**DATA SHOWN:**
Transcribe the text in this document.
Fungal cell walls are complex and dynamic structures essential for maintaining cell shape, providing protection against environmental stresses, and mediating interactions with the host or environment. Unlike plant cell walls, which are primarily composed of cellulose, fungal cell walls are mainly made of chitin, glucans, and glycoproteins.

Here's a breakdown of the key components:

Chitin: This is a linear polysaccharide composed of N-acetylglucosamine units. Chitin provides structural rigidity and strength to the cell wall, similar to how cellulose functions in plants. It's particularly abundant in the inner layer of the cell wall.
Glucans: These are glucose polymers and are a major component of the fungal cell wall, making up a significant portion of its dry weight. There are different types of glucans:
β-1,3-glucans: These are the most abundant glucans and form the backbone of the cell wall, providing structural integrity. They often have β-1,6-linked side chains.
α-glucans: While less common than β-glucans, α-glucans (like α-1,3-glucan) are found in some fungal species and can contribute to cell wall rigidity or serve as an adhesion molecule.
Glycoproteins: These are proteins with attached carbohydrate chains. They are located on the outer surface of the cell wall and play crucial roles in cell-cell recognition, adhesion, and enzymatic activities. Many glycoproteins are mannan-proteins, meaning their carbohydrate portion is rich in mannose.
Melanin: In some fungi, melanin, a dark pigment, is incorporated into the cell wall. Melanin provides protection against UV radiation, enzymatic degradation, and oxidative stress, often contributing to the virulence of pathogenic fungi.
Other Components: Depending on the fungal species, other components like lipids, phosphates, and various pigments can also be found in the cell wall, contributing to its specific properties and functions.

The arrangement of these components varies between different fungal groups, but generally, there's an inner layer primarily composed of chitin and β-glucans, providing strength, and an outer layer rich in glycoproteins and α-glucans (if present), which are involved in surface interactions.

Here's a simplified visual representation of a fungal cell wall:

==

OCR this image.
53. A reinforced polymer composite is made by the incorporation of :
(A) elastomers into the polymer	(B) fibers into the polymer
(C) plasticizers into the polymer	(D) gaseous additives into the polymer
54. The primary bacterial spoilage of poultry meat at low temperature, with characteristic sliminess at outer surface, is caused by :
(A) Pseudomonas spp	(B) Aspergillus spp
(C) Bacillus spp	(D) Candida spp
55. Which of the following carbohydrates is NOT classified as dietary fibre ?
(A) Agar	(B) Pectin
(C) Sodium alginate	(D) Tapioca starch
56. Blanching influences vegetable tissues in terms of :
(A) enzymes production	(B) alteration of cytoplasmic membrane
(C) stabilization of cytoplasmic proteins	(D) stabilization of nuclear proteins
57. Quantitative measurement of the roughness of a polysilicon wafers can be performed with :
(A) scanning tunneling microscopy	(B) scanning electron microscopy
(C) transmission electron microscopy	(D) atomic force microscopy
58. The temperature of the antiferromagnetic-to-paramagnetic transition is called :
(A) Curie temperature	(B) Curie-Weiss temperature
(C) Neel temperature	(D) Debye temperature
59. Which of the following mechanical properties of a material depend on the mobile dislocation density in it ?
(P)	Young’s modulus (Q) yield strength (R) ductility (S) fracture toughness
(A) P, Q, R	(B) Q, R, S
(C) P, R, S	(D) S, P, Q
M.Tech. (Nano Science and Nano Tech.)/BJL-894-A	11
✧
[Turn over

**AIM OF THE TASK:** Gather each line in the entries above where the string "following" is found.

**ANSWER TO THIS EXERCISE:**
55. Which of the following carbohydrates is NOT classified as dietary fibre ?
59. Which of the following mechanical properties of a material depend on the mobile dislocation density in it ?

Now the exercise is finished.